■ **Task to carry out**
Say the number of lines containing the string "joss", and say nothing else.

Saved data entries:
• • • • •

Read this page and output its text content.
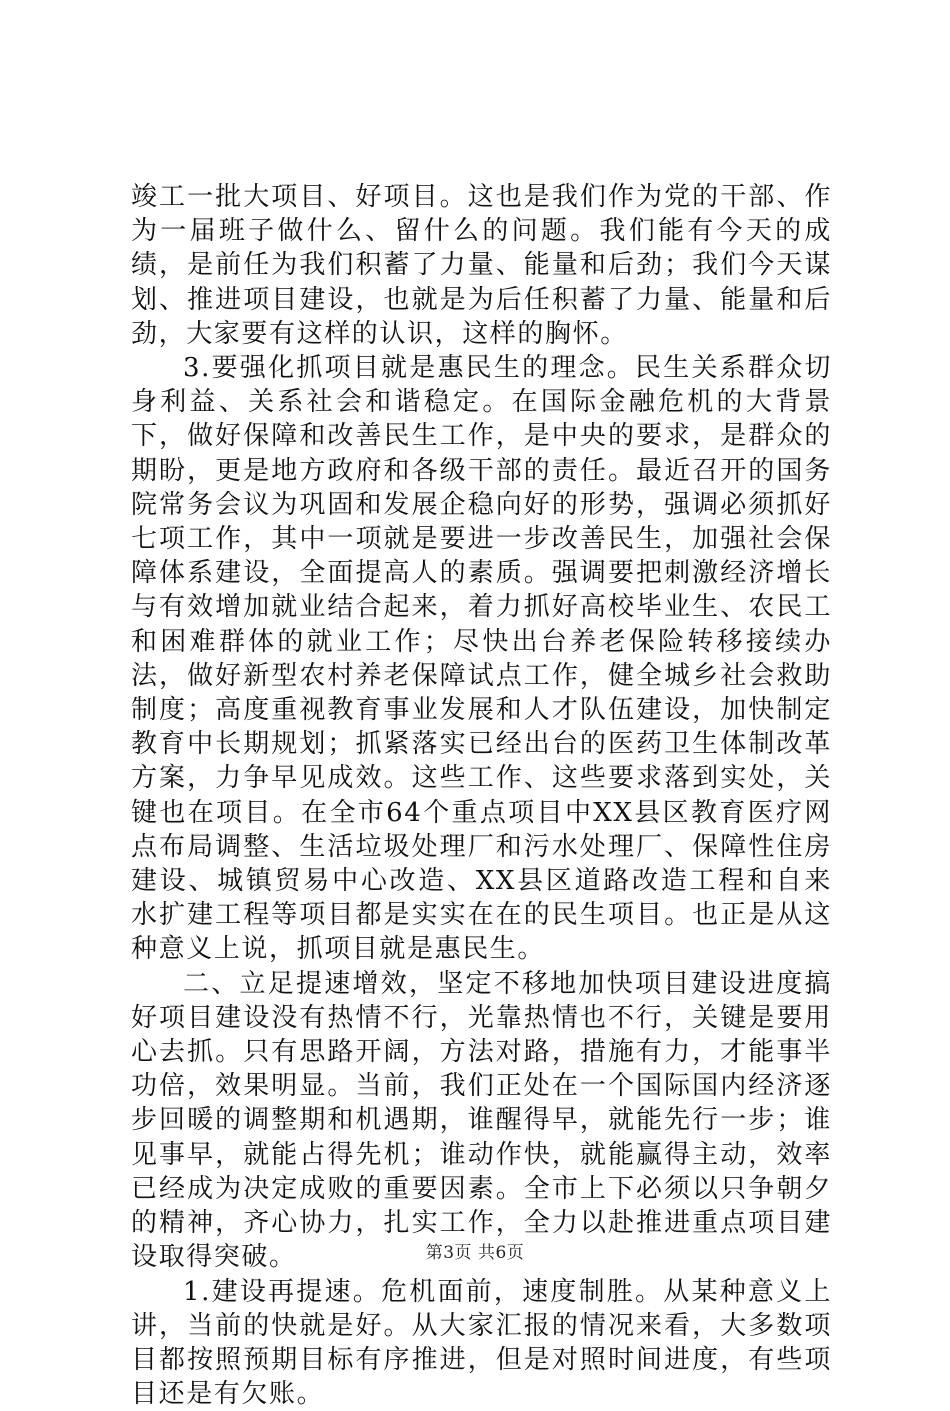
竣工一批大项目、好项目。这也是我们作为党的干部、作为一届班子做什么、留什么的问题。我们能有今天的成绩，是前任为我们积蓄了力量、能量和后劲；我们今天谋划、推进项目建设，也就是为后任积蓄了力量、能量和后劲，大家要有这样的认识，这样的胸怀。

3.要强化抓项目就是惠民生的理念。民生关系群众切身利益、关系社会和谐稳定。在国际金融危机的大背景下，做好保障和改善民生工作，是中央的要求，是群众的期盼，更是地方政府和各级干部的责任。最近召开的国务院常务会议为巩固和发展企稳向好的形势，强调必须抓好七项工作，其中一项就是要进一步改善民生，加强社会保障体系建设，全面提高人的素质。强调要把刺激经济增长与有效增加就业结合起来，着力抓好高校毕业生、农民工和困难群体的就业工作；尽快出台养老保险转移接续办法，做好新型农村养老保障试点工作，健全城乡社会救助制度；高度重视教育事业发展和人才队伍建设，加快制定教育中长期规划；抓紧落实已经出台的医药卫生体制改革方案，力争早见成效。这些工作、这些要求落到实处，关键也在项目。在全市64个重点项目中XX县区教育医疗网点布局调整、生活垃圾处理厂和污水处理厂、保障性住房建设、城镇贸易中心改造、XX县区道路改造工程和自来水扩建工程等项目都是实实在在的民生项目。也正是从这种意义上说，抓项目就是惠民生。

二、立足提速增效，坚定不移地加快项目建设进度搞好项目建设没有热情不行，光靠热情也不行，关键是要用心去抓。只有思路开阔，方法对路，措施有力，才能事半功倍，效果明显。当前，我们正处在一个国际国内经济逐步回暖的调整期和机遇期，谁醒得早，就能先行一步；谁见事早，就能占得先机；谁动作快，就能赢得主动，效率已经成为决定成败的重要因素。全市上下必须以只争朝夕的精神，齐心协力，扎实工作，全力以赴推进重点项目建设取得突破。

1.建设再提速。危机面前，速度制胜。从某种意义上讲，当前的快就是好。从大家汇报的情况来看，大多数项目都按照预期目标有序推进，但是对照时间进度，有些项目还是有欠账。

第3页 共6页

• • • • •

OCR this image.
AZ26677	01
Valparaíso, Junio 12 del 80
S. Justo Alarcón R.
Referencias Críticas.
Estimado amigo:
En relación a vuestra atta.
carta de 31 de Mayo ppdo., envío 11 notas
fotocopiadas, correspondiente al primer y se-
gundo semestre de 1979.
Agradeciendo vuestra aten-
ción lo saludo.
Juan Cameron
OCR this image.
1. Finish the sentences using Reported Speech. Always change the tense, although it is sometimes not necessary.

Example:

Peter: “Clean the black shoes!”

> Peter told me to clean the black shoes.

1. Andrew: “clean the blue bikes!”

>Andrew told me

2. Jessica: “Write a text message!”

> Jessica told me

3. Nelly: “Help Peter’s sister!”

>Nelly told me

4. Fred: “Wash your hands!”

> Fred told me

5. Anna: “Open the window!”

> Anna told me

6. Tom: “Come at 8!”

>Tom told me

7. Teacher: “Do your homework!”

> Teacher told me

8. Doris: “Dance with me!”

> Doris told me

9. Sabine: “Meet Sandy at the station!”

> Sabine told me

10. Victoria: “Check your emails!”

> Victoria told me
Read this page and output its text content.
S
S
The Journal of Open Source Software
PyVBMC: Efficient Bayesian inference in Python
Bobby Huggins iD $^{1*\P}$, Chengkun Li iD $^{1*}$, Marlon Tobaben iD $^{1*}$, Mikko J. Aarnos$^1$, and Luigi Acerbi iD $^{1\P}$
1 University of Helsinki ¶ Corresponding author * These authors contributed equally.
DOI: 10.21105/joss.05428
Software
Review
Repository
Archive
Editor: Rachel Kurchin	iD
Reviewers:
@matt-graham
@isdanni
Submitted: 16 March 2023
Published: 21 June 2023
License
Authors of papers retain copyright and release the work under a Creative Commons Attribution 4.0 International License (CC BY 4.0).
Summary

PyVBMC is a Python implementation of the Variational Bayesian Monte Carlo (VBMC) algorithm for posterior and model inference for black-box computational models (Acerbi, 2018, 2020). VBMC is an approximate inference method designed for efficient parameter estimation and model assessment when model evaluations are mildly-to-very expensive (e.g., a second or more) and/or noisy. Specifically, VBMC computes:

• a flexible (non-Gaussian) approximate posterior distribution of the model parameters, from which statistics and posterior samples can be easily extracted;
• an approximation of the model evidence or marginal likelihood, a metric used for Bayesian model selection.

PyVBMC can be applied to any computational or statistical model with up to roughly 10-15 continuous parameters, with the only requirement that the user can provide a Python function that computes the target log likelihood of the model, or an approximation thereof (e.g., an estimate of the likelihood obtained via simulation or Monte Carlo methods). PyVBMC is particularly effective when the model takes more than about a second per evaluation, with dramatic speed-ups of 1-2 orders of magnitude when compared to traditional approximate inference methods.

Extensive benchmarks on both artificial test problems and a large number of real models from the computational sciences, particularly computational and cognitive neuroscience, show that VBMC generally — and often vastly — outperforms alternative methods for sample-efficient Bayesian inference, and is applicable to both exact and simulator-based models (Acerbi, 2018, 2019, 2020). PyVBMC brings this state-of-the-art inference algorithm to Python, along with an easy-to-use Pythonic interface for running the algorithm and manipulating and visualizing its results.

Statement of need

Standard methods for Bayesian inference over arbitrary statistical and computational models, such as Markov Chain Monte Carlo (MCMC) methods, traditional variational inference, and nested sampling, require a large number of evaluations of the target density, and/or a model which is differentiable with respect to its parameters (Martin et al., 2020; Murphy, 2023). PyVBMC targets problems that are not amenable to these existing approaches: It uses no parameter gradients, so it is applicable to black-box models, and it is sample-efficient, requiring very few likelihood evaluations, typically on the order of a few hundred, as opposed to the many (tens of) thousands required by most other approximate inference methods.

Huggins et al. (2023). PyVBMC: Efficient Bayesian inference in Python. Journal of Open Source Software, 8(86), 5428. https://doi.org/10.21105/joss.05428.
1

• • • • •

■ **Response to the task**
2